### MATERIAL PROVIDED
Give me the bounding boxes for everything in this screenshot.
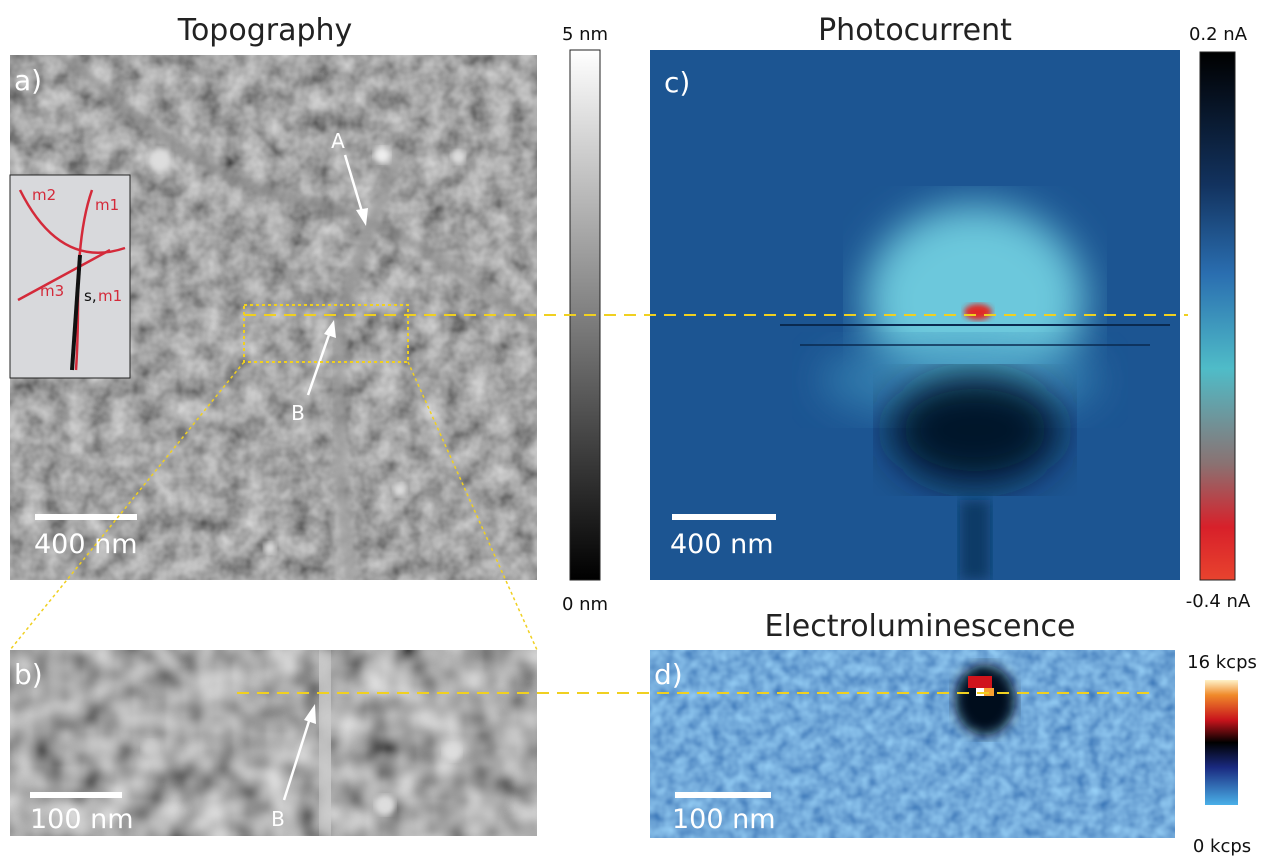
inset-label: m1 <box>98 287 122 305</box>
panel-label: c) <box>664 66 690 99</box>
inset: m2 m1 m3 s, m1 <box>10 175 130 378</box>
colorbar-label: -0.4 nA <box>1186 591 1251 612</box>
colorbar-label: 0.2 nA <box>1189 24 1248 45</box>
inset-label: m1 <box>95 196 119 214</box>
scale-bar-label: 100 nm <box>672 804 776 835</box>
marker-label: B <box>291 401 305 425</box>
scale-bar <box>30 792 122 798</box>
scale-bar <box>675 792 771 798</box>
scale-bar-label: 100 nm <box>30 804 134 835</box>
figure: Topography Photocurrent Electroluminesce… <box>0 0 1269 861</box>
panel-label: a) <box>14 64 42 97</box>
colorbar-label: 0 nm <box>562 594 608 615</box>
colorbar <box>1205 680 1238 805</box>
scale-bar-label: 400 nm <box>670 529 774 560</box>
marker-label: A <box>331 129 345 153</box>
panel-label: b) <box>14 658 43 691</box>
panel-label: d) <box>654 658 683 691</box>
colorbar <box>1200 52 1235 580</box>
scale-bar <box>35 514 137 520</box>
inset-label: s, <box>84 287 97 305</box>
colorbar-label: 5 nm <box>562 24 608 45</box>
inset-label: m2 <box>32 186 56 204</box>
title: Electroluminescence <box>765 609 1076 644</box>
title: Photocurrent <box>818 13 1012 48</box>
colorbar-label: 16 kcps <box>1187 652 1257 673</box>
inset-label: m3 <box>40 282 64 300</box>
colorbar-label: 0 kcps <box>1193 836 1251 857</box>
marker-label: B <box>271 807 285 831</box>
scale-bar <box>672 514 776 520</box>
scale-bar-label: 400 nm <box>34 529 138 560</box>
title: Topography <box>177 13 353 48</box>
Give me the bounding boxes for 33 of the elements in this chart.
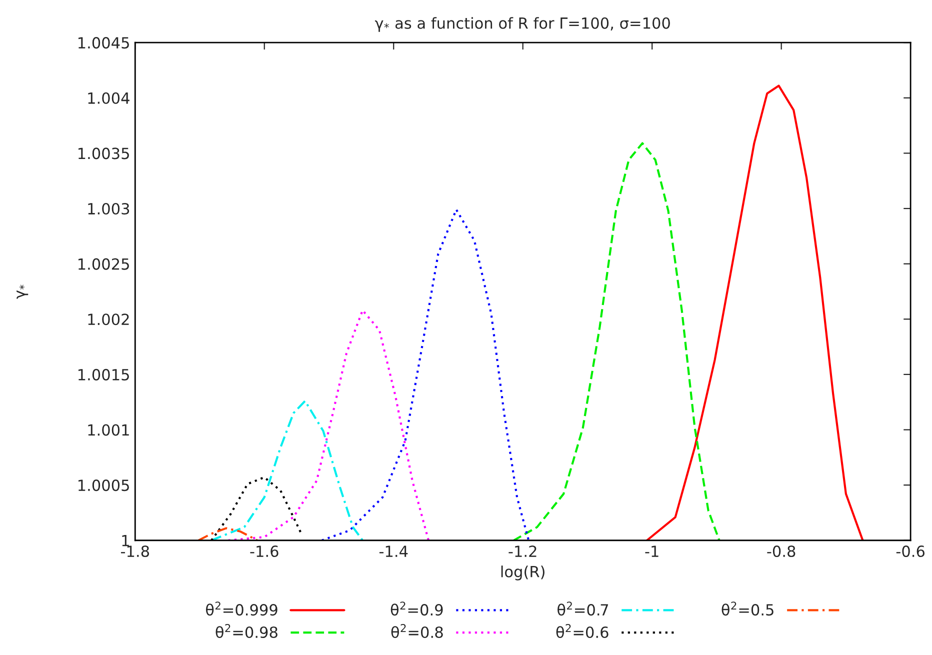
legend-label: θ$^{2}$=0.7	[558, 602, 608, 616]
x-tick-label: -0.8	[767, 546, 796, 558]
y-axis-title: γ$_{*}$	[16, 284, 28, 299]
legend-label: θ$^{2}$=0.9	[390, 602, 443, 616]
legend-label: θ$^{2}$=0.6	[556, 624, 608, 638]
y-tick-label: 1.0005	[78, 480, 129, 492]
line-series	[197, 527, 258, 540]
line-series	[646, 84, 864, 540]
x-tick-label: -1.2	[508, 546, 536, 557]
######
### WHAT YOU SHOULD DO
Give the number of lines in the entries above that contain the word "this", and state only that number.

### COMPLETE RESPONSE
2